_Task prompt:_ Your task is to extract every entry that follows word for word while excluding the pictures.

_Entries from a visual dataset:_
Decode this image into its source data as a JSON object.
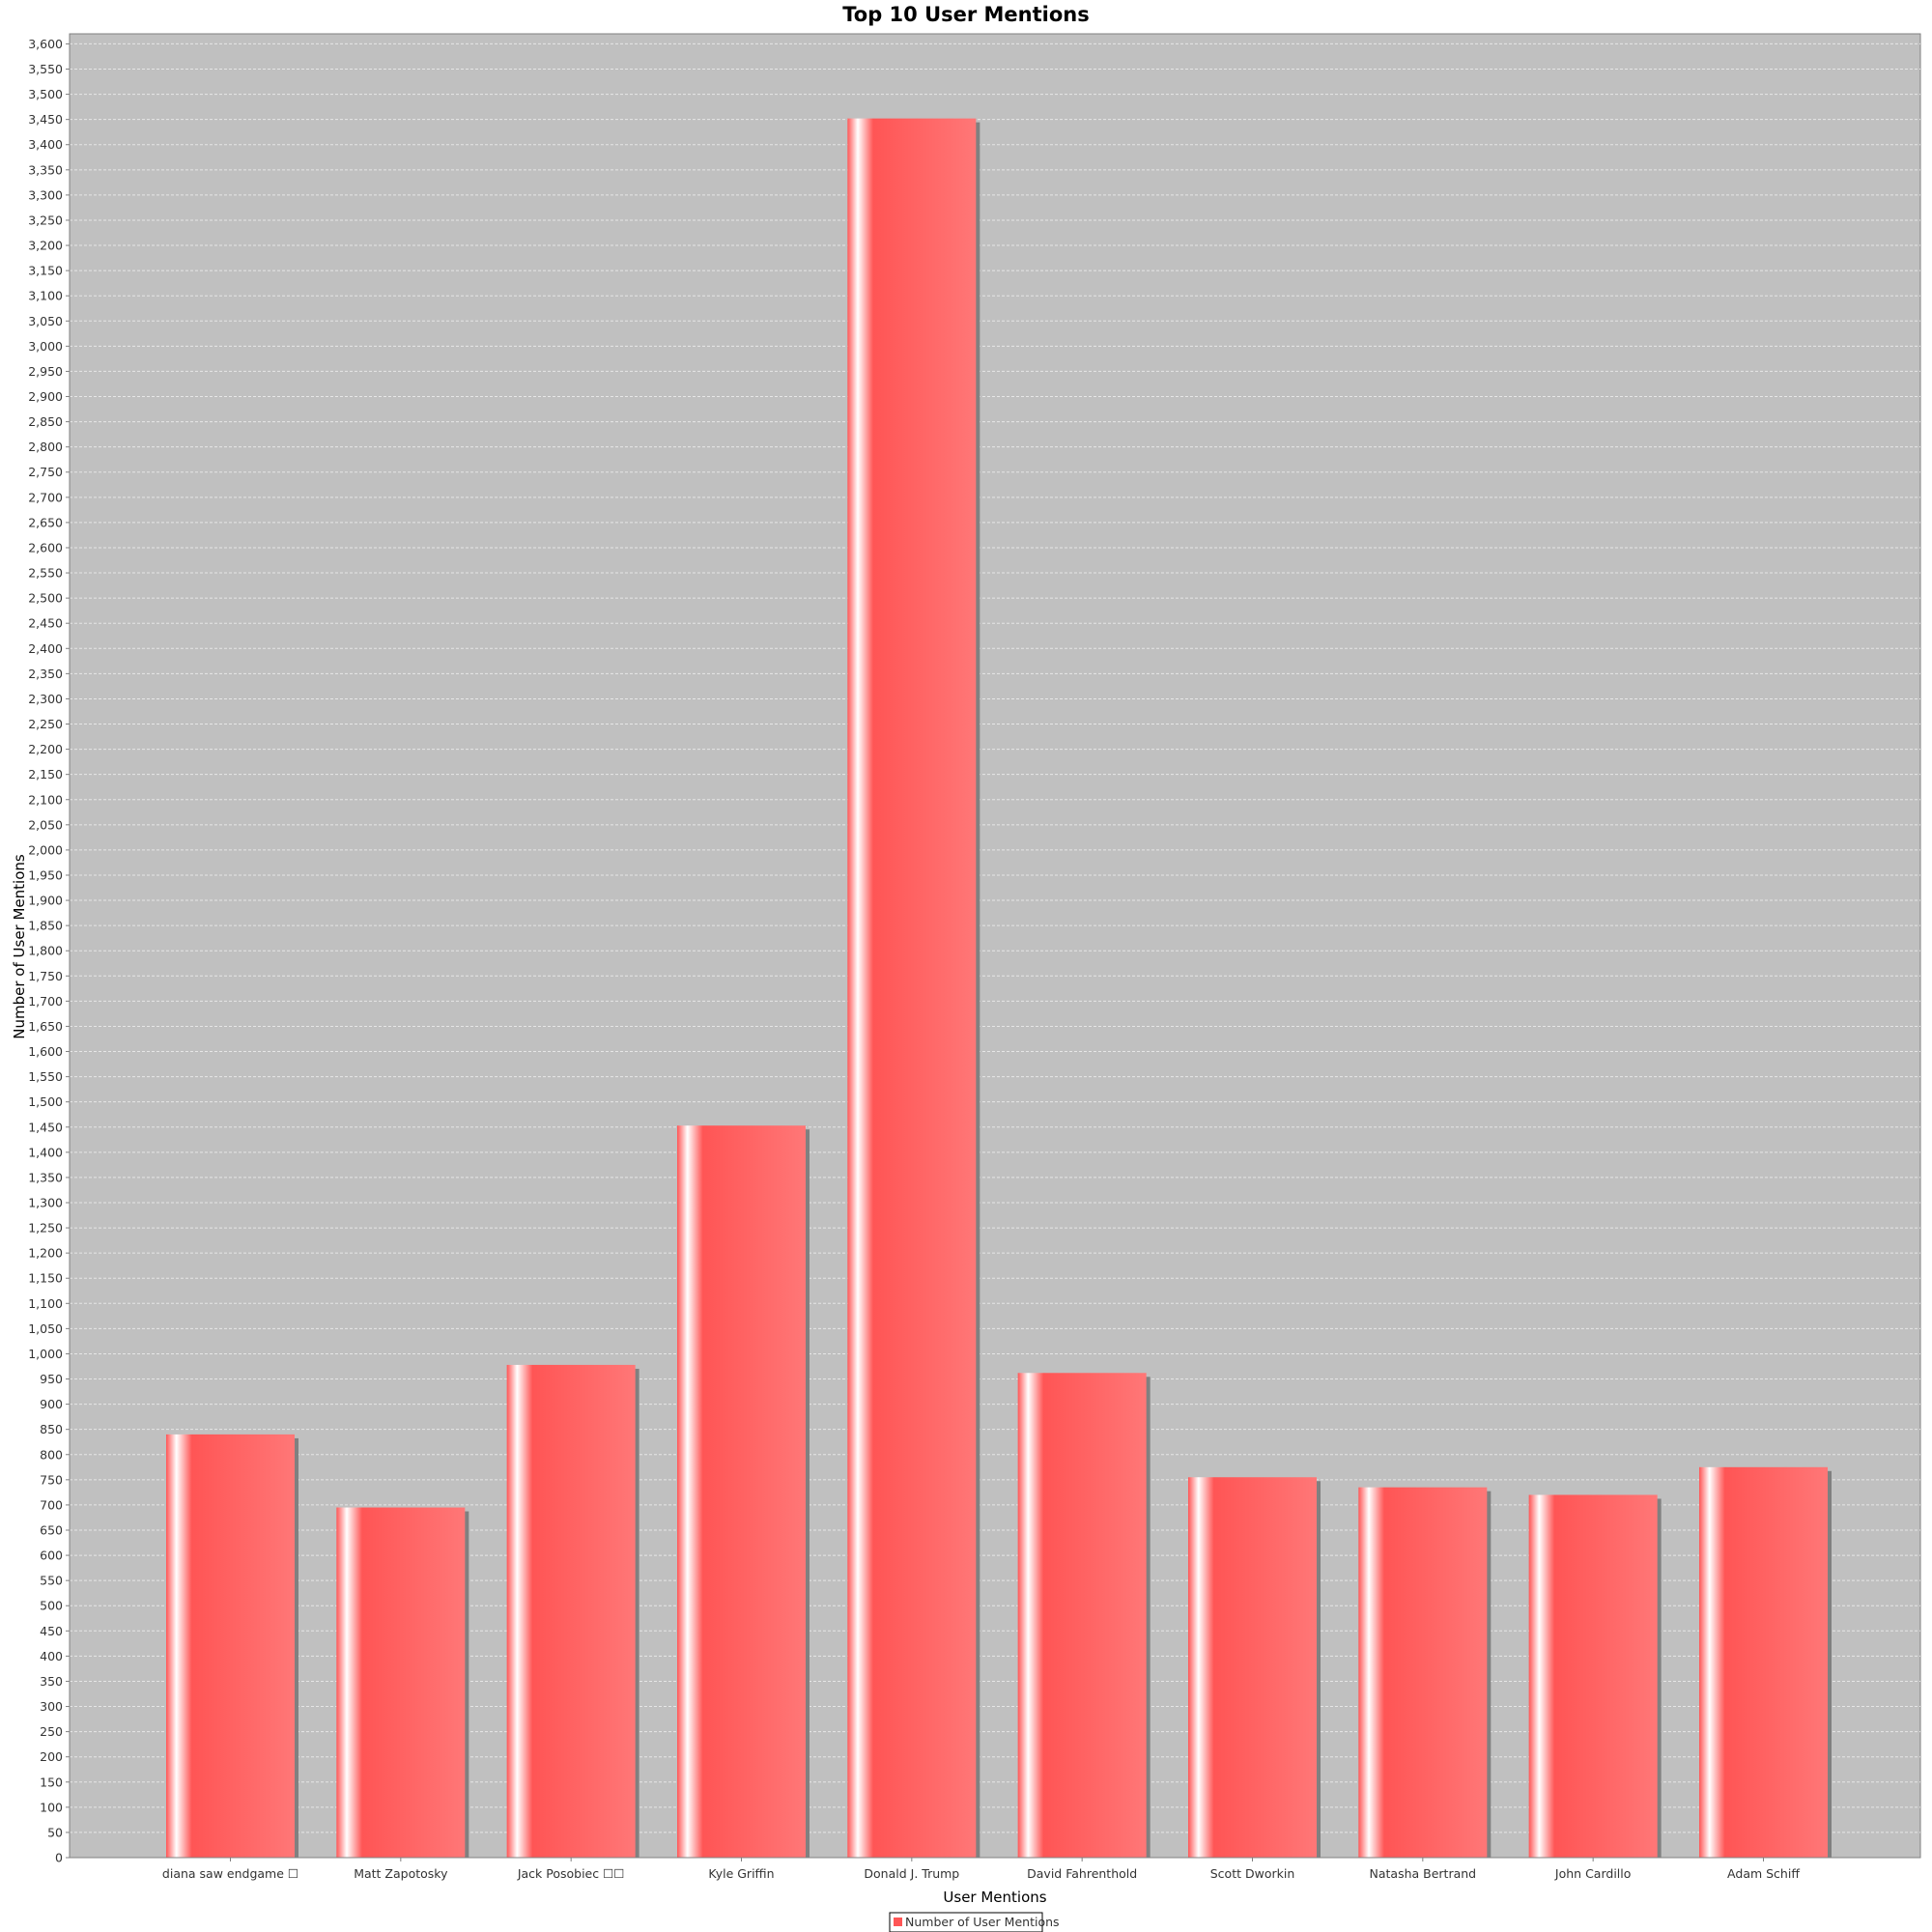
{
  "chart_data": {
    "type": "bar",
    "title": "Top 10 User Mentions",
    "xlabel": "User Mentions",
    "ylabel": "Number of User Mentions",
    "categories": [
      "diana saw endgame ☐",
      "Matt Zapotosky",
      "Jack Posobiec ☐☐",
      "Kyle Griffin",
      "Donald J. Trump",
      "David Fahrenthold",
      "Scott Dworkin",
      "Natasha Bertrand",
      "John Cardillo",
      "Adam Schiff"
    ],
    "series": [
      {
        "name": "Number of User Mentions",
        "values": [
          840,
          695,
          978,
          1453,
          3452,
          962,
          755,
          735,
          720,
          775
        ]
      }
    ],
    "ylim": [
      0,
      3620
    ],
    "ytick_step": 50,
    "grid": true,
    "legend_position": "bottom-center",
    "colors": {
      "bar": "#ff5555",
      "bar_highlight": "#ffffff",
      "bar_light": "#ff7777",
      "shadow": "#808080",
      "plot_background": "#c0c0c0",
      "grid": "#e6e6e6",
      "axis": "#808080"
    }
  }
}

_Exercise result:_
Decode this image into its source data as a JSON object.
{
  "chart_data": {
    "type": "bar",
    "title": "Top 10 User Mentions",
    "xlabel": "User Mentions",
    "ylabel": "Number of User Mentions",
    "categories": [
      "diana saw endgame ☐",
      "Matt Zapotosky",
      "Jack Posobiec ☐☐",
      "Kyle Griffin",
      "Donald J. Trump",
      "David Fahrenthold",
      "Scott Dworkin",
      "Natasha Bertrand",
      "John Cardillo",
      "Adam Schiff"
    ],
    "series": [
      {
        "name": "Number of User Mentions",
        "values": [
          840,
          695,
          978,
          1453,
          3452,
          962,
          755,
          735,
          720,
          775
        ]
      }
    ],
    "ylim": [
      0,
      3620
    ],
    "ytick_step": 50,
    "grid": true,
    "legend_position": "bottom-center",
    "colors": {
      "bar": "#ff5555",
      "bar_highlight": "#ffffff",
      "bar_light": "#ff7777",
      "shadow": "#808080",
      "plot_background": "#c0c0c0",
      "grid": "#e6e6e6",
      "axis": "#808080"
    }
  }
}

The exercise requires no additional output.